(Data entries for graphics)
____________________

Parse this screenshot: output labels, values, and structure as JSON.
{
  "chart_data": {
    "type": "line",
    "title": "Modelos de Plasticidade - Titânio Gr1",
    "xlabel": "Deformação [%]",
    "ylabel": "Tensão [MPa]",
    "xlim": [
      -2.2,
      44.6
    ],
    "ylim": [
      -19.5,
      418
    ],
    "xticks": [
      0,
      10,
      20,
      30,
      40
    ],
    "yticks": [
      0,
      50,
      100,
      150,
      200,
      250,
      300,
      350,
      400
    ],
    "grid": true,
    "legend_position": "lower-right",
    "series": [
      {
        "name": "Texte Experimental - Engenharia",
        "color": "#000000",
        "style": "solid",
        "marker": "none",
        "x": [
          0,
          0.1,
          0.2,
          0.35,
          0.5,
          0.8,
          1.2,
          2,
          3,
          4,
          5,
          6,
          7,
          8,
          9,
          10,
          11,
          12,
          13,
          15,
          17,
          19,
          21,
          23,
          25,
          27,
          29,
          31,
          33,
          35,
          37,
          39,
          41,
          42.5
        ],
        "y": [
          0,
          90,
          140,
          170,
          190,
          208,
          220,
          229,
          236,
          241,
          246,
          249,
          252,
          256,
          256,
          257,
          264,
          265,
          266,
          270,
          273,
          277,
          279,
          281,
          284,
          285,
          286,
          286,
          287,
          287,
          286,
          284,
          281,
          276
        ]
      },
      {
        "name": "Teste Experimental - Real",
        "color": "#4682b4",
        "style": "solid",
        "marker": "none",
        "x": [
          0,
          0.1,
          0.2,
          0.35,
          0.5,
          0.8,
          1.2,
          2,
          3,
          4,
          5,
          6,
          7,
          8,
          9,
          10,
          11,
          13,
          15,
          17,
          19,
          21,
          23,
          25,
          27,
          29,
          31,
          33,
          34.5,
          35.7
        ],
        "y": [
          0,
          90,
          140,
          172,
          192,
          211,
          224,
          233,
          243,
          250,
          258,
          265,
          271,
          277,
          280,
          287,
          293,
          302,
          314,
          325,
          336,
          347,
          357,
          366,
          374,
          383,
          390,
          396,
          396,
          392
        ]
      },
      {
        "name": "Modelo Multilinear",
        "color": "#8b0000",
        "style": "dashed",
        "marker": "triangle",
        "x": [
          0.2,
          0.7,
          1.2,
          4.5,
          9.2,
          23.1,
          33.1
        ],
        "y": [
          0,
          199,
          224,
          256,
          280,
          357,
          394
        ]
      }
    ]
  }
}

____________________

## GOAL:
Reproduce every line of the material above exactly.

## THE REPLY:
Parse this screenshot: output labels, values, and structure as JSON.
{
  "chart_data": {
    "type": "line",
    "title": "Modelos de Plasticidade - Titânio Gr1",
    "xlabel": "Deformação [%]",
    "ylabel": "Tensão [MPa]",
    "xlim": [
      -2.2,
      44.6
    ],
    "ylim": [
      -19.5,
      418
    ],
    "xticks": [
      0,
      10,
      20,
      30,
      40
    ],
    "yticks": [
      0,
      50,
      100,
      150,
      200,
      250,
      300,
      350,
      400
    ],
    "grid": true,
    "legend_position": "lower-right",
    "series": [
      {
        "name": "Texte Experimental - Engenharia",
        "color": "#000000",
        "style": "solid",
        "marker": "none",
        "x": [
          0,
          0.1,
          0.2,
          0.35,
          0.5,
          0.8,
          1.2,
          2,
          3,
          4,
          5,
          6,
          7,
          8,
          9,
          10,
          11,
          12,
          13,
          15,
          17,
          19,
          21,
          23,
          25,
          27,
          29,
          31,
          33,
          35,
          37,
          39,
          41,
          42.5
        ],
        "y": [
          0,
          90,
          140,
          170,
          190,
          208,
          220,
          229,
          236,
          241,
          246,
          249,
          252,
          256,
          256,
          257,
          264,
          265,
          266,
          270,
          273,
          277,
          279,
          281,
          284,
          285,
          286,
          286,
          287,
          287,
          286,
          284,
          281,
          276
        ]
      },
      {
        "name": "Teste Experimental - Real",
        "color": "#4682b4",
        "style": "solid",
        "marker": "none",
        "x": [
          0,
          0.1,
          0.2,
          0.35,
          0.5,
          0.8,
          1.2,
          2,
          3,
          4,
          5,
          6,
          7,
          8,
          9,
          10,
          11,
          13,
          15,
          17,
          19,
          21,
          23,
          25,
          27,
          29,
          31,
          33,
          34.5,
          35.7
        ],
        "y": [
          0,
          90,
          140,
          172,
          192,
          211,
          224,
          233,
          243,
          250,
          258,
          265,
          271,
          277,
          280,
          287,
          293,
          302,
          314,
          325,
          336,
          347,
          357,
          366,
          374,
          383,
          390,
          396,
          396,
          392
        ]
      },
      {
        "name": "Modelo Multilinear",
        "color": "#8b0000",
        "style": "dashed",
        "marker": "triangle",
        "x": [
          0.2,
          0.7,
          1.2,
          4.5,
          9.2,
          23.1,
          33.1
        ],
        "y": [
          0,
          199,
          224,
          256,
          280,
          357,
          394
        ]
      }
    ]
  }
}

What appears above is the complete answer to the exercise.